_Given task_: Copy each line below that includes "Neuer".

_Rows_:
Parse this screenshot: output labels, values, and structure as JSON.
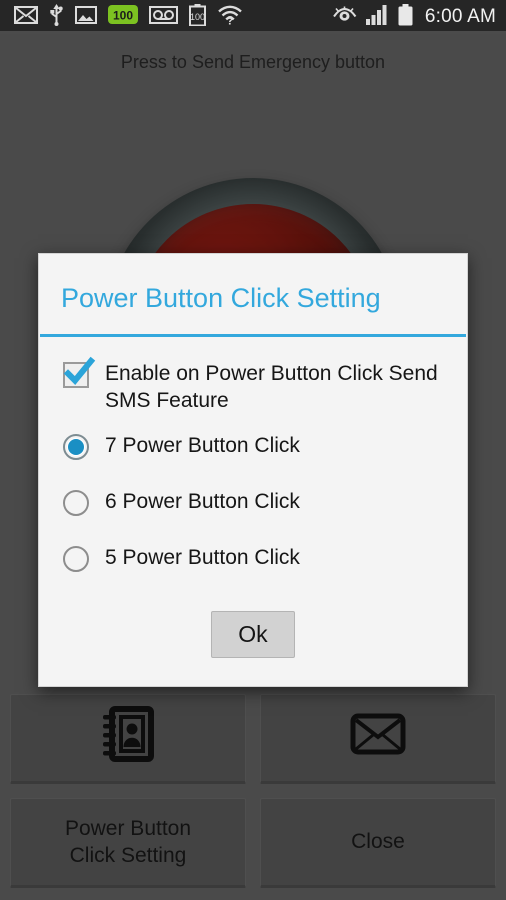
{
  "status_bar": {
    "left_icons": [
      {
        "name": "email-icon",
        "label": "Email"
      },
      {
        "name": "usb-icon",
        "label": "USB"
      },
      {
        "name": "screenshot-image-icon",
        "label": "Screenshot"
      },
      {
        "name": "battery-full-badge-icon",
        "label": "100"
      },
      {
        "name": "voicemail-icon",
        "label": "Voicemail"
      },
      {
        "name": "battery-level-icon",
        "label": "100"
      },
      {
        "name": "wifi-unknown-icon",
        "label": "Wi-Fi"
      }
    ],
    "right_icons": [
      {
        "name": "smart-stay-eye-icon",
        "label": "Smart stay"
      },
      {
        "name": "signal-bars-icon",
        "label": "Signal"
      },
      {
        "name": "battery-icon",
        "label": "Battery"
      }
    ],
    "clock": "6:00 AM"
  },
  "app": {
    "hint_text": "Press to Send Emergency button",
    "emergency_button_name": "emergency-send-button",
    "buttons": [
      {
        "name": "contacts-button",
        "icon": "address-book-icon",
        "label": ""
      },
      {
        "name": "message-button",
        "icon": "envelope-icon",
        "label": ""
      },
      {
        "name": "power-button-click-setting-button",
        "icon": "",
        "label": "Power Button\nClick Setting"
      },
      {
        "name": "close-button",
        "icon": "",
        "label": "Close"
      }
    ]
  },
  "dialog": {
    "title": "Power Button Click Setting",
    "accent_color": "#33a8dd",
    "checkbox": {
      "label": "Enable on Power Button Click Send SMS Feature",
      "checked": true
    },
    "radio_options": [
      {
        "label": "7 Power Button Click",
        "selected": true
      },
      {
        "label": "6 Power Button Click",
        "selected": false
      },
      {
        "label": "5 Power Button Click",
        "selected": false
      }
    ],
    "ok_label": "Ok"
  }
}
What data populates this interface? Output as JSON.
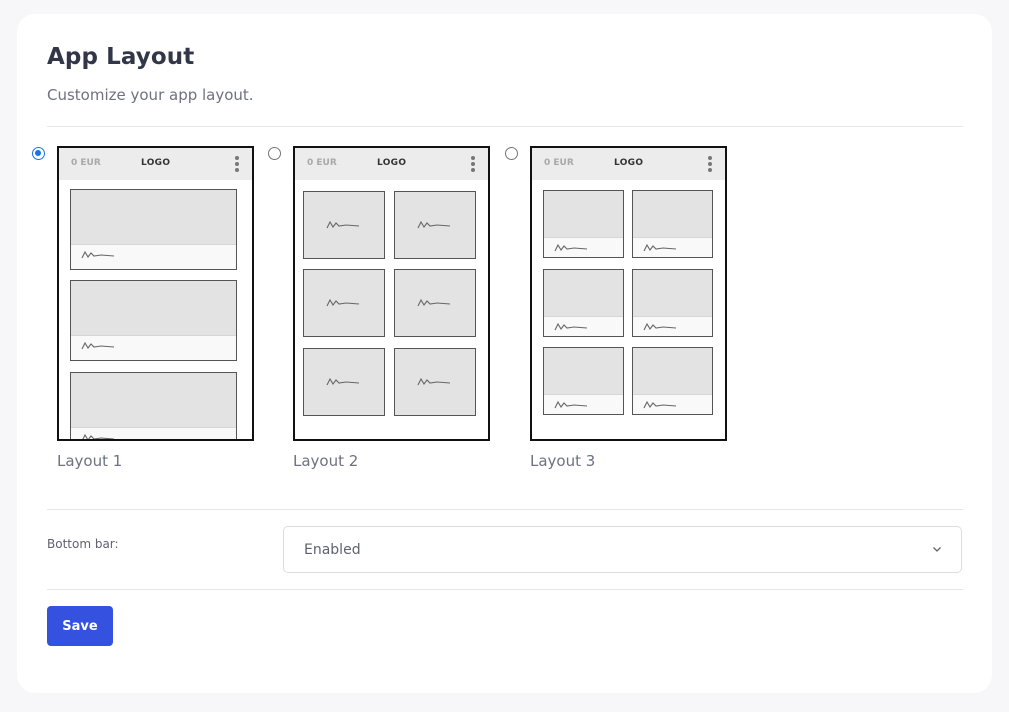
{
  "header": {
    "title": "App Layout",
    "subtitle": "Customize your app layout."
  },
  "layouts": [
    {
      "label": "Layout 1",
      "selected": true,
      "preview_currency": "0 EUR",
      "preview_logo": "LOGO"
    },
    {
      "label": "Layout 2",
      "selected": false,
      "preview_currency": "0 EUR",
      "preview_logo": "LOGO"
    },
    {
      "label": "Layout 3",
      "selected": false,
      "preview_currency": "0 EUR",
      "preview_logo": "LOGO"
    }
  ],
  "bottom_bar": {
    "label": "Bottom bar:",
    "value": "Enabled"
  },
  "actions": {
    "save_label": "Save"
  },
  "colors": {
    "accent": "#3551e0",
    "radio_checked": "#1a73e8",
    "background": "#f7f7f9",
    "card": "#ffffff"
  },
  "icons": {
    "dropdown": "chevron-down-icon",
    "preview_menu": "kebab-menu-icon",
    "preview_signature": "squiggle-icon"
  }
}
* * *
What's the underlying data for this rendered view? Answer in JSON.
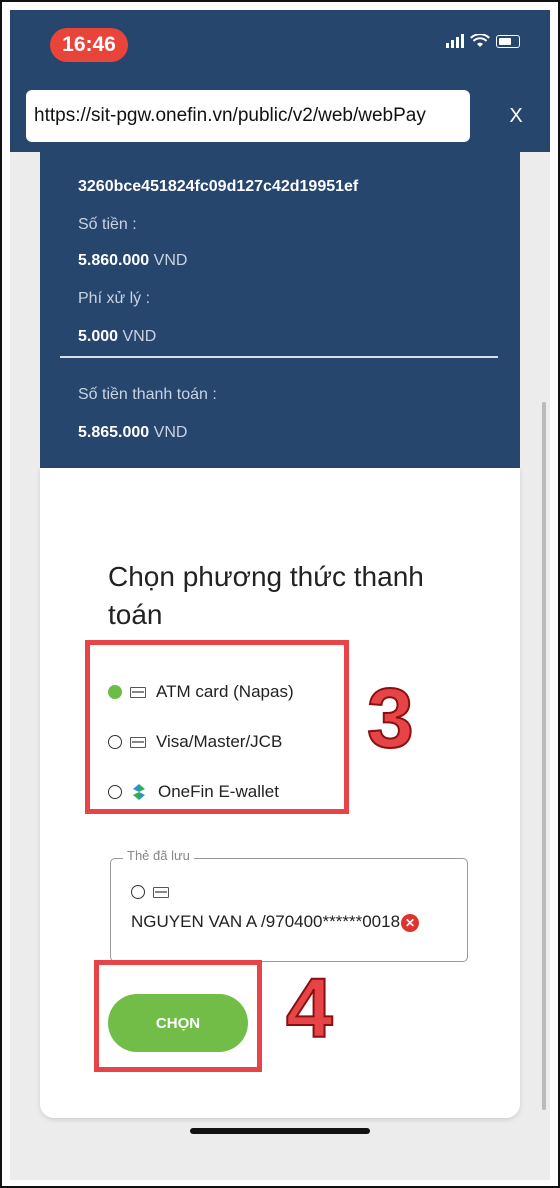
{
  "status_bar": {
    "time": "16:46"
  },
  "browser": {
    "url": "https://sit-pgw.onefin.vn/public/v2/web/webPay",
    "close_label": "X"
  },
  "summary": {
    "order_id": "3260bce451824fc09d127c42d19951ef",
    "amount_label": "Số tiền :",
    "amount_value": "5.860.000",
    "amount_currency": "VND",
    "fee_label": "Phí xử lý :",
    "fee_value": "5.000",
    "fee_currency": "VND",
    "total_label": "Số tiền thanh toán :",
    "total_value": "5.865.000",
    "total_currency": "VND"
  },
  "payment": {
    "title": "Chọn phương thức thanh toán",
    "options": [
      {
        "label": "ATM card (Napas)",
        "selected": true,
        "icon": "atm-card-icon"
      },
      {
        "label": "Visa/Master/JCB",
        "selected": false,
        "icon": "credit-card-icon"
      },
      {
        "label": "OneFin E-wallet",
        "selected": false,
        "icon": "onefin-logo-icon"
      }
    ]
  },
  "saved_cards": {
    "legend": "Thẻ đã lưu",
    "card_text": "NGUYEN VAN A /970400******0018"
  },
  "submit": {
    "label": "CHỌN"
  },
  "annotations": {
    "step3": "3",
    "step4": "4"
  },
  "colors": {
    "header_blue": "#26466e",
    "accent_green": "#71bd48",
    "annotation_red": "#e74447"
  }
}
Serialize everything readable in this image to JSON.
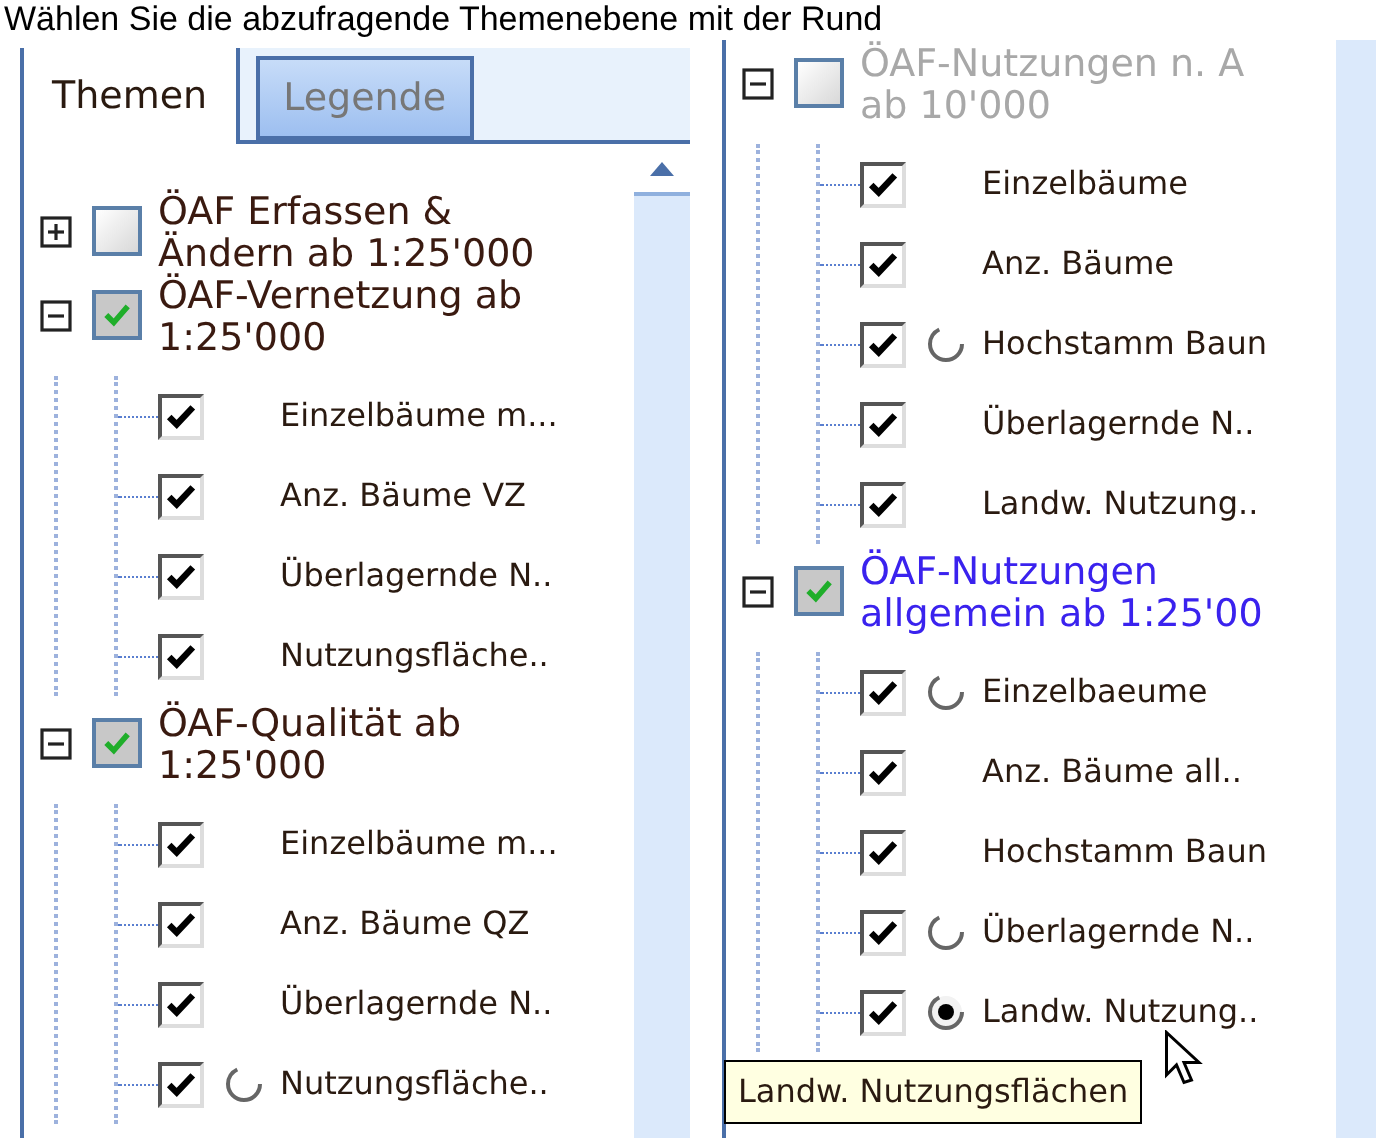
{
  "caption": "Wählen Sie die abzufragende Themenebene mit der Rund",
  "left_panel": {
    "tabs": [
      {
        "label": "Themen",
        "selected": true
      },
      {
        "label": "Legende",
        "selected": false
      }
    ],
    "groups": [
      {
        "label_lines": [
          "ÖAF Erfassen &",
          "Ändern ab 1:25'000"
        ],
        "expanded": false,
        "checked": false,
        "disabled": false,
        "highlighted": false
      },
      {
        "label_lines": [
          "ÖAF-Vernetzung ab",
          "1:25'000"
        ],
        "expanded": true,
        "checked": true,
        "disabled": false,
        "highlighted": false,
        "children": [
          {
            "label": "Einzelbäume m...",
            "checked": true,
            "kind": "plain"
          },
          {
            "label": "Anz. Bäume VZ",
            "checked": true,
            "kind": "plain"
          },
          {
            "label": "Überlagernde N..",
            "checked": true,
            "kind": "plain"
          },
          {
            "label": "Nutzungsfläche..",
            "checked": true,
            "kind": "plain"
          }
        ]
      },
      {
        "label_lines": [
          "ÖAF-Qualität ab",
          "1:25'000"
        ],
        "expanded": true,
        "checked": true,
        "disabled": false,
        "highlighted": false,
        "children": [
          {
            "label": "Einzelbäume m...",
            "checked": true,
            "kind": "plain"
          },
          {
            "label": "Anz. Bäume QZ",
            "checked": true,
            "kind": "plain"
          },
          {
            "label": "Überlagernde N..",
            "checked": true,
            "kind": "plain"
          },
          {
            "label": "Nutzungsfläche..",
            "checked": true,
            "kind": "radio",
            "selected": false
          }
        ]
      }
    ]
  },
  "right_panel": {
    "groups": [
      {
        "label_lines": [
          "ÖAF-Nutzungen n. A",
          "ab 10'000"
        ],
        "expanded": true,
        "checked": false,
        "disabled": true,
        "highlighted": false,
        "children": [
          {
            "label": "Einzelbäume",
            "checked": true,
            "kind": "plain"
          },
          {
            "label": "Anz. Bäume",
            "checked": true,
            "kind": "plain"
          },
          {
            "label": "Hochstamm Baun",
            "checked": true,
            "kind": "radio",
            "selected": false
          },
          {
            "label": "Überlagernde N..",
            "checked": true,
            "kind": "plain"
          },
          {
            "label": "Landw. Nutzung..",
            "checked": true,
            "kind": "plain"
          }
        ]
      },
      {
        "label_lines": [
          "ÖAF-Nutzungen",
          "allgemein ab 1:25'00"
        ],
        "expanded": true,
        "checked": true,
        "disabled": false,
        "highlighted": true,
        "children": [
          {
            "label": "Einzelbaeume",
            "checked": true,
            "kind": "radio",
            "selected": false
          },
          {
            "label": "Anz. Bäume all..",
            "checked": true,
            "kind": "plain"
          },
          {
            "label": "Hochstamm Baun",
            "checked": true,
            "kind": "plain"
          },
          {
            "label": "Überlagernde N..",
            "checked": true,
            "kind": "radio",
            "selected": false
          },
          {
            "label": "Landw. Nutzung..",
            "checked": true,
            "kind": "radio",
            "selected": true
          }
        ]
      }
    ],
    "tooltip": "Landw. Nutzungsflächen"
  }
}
* * *
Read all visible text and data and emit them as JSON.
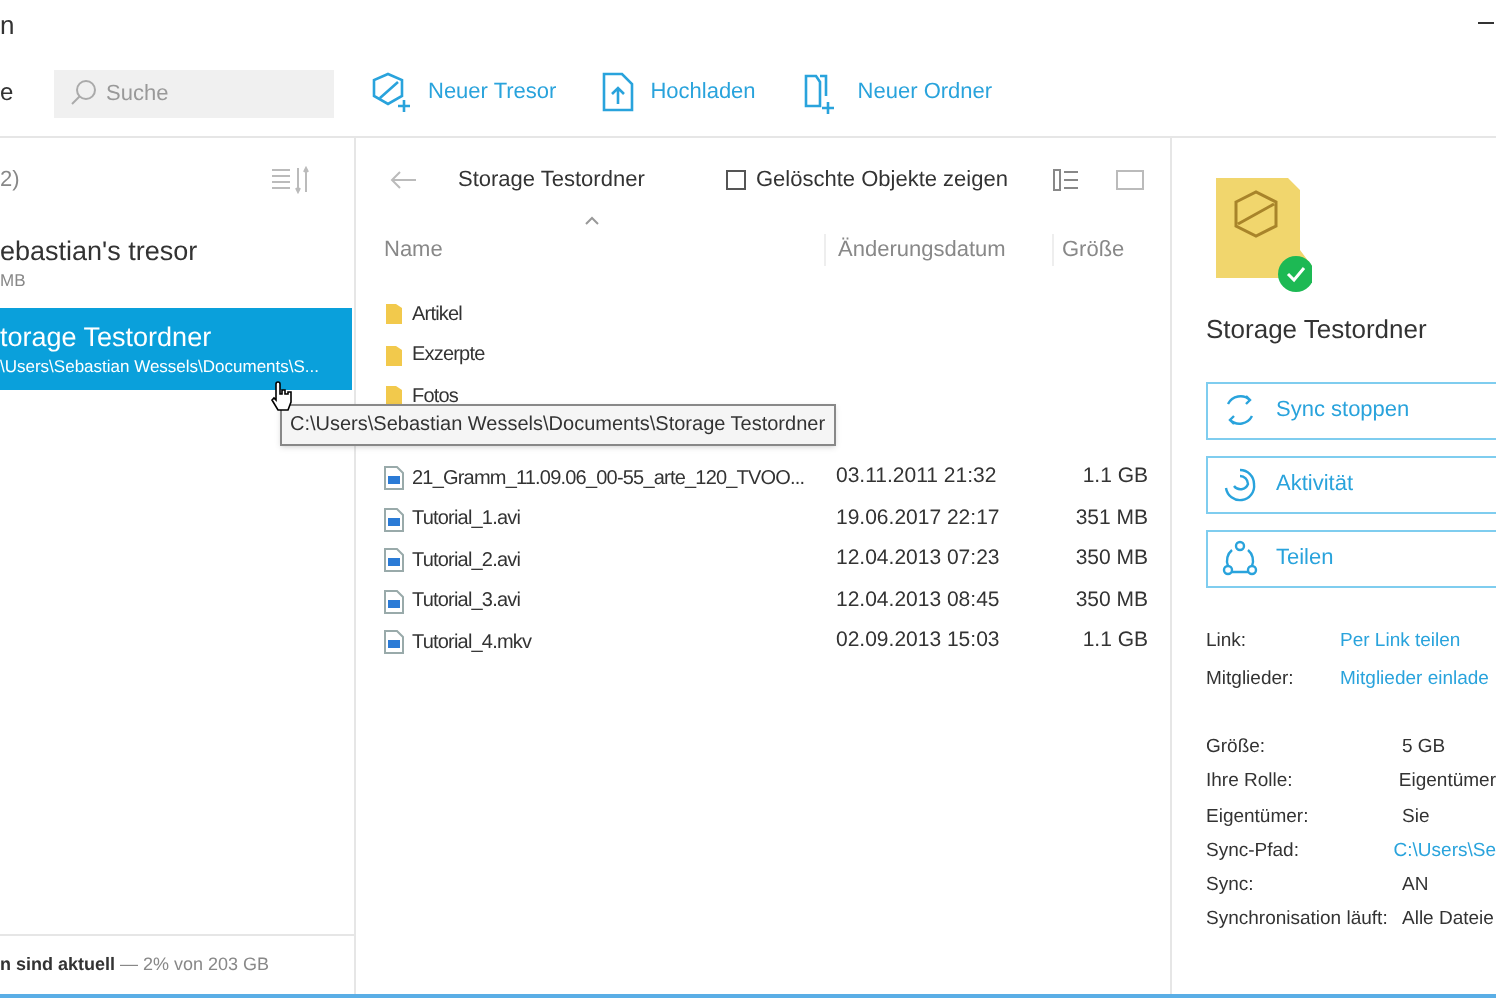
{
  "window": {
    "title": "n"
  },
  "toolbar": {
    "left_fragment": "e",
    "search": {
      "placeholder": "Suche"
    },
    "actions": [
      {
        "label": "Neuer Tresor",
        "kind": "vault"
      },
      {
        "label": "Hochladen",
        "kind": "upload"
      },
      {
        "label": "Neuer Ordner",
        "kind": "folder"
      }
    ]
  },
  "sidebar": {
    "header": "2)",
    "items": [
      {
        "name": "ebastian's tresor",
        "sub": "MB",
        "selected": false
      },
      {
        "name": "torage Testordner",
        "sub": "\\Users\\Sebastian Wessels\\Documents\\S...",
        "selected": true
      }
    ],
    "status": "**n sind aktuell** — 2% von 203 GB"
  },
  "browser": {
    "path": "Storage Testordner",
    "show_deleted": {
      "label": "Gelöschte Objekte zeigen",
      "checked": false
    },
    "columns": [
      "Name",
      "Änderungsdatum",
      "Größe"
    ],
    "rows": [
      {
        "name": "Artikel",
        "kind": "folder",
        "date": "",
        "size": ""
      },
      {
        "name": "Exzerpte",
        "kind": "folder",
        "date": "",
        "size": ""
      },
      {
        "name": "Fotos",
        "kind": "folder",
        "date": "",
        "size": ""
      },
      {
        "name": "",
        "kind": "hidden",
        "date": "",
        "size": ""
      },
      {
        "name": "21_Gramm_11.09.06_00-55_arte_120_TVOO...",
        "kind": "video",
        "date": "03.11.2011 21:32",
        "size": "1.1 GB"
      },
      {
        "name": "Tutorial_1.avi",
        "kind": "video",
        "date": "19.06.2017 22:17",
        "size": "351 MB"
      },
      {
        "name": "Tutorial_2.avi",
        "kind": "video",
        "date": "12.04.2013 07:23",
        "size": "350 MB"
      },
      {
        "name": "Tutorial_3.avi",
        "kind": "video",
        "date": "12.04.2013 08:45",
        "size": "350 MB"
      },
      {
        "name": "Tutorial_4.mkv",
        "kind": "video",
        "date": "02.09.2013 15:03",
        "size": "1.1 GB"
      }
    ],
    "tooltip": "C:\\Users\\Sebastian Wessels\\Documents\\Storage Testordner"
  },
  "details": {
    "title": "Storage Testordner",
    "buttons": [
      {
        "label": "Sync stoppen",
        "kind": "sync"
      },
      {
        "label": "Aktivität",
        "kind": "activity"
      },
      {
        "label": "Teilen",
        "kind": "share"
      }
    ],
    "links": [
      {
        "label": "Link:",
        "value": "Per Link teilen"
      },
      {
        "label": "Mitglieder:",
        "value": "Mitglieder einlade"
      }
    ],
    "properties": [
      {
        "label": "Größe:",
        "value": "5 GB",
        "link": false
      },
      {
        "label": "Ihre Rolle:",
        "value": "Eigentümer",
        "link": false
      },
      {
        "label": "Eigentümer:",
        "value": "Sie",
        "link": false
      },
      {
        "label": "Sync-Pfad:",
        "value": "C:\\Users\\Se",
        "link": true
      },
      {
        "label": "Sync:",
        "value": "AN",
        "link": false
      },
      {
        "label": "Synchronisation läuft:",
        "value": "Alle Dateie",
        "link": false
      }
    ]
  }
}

_Correct answer_:
        "label": "Neuer Tresor",
        "label": "Neuer Ordner",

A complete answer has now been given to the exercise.